### [Raw data]
* Begin *

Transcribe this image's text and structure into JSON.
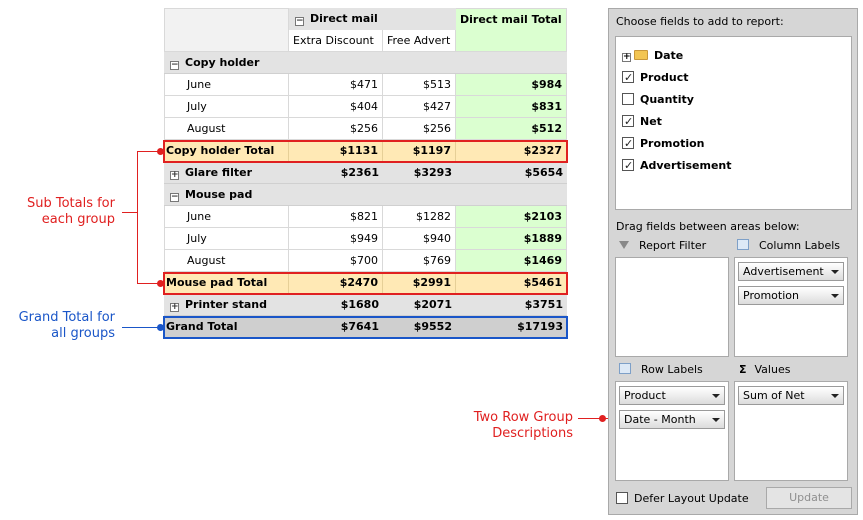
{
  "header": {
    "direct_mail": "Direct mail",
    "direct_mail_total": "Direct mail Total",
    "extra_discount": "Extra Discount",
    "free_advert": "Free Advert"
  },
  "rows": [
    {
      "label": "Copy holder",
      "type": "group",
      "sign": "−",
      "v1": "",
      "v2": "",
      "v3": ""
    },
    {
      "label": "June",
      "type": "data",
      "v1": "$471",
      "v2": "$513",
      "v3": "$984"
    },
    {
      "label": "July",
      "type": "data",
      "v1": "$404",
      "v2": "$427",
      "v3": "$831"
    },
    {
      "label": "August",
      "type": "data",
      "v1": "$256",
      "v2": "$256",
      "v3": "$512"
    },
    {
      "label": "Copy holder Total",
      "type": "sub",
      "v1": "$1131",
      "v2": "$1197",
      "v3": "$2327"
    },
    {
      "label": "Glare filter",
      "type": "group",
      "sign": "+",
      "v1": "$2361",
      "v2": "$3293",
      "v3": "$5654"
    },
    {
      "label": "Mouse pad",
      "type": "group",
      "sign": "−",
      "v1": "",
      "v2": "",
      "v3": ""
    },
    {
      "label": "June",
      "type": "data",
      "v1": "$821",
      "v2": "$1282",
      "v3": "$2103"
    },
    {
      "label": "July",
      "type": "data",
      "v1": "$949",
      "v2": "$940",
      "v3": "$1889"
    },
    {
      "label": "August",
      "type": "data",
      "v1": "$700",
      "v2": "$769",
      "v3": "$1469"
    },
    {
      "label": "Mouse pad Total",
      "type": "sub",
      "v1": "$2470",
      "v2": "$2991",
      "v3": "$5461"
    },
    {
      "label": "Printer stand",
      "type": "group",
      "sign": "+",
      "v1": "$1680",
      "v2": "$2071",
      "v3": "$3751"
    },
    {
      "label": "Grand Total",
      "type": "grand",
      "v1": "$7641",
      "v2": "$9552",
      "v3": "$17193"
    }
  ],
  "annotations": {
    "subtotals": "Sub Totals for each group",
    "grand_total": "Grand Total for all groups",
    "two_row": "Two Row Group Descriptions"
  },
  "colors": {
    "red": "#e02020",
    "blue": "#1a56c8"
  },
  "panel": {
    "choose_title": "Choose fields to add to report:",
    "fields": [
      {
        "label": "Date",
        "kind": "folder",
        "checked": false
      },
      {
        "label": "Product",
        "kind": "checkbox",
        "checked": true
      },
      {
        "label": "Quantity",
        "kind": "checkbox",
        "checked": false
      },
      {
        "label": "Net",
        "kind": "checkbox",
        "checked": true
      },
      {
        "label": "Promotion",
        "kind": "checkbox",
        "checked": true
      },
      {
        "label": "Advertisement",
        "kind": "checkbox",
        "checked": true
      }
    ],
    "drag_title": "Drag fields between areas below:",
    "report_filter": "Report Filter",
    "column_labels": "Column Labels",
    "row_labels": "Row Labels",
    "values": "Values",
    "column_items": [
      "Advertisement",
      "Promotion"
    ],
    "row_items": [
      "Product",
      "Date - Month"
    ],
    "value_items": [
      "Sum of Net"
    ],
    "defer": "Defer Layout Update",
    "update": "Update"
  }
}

* End *

### [Set problem]
Without including any pictures, output all the entries above exactly.

### [Expected answer]
Transcribe this image's text and structure into JSON.
{
  "header": {
    "direct_mail": "Direct mail",
    "direct_mail_total": "Direct mail Total",
    "extra_discount": "Extra Discount",
    "free_advert": "Free Advert"
  },
  "rows": [
    {
      "label": "Copy holder",
      "type": "group",
      "sign": "−",
      "v1": "",
      "v2": "",
      "v3": ""
    },
    {
      "label": "June",
      "type": "data",
      "v1": "$471",
      "v2": "$513",
      "v3": "$984"
    },
    {
      "label": "July",
      "type": "data",
      "v1": "$404",
      "v2": "$427",
      "v3": "$831"
    },
    {
      "label": "August",
      "type": "data",
      "v1": "$256",
      "v2": "$256",
      "v3": "$512"
    },
    {
      "label": "Copy holder Total",
      "type": "sub",
      "v1": "$1131",
      "v2": "$1197",
      "v3": "$2327"
    },
    {
      "label": "Glare filter",
      "type": "group",
      "sign": "+",
      "v1": "$2361",
      "v2": "$3293",
      "v3": "$5654"
    },
    {
      "label": "Mouse pad",
      "type": "group",
      "sign": "−",
      "v1": "",
      "v2": "",
      "v3": ""
    },
    {
      "label": "June",
      "type": "data",
      "v1": "$821",
      "v2": "$1282",
      "v3": "$2103"
    },
    {
      "label": "July",
      "type": "data",
      "v1": "$949",
      "v2": "$940",
      "v3": "$1889"
    },
    {
      "label": "August",
      "type": "data",
      "v1": "$700",
      "v2": "$769",
      "v3": "$1469"
    },
    {
      "label": "Mouse pad Total",
      "type": "sub",
      "v1": "$2470",
      "v2": "$2991",
      "v3": "$5461"
    },
    {
      "label": "Printer stand",
      "type": "group",
      "sign": "+",
      "v1": "$1680",
      "v2": "$2071",
      "v3": "$3751"
    },
    {
      "label": "Grand Total",
      "type": "grand",
      "v1": "$7641",
      "v2": "$9552",
      "v3": "$17193"
    }
  ],
  "annotations": {
    "subtotals": "Sub Totals for each group",
    "grand_total": "Grand Total for all groups",
    "two_row": "Two Row Group Descriptions"
  },
  "colors": {
    "red": "#e02020",
    "blue": "#1a56c8"
  },
  "panel": {
    "choose_title": "Choose fields to add to report:",
    "fields": [
      {
        "label": "Date",
        "kind": "folder",
        "checked": false
      },
      {
        "label": "Product",
        "kind": "checkbox",
        "checked": true
      },
      {
        "label": "Quantity",
        "kind": "checkbox",
        "checked": false
      },
      {
        "label": "Net",
        "kind": "checkbox",
        "checked": true
      },
      {
        "label": "Promotion",
        "kind": "checkbox",
        "checked": true
      },
      {
        "label": "Advertisement",
        "kind": "checkbox",
        "checked": true
      }
    ],
    "drag_title": "Drag fields between areas below:",
    "report_filter": "Report Filter",
    "column_labels": "Column Labels",
    "row_labels": "Row Labels",
    "values": "Values",
    "column_items": [
      "Advertisement",
      "Promotion"
    ],
    "row_items": [
      "Product",
      "Date - Month"
    ],
    "value_items": [
      "Sum of Net"
    ],
    "defer": "Defer Layout Update",
    "update": "Update"
  }
}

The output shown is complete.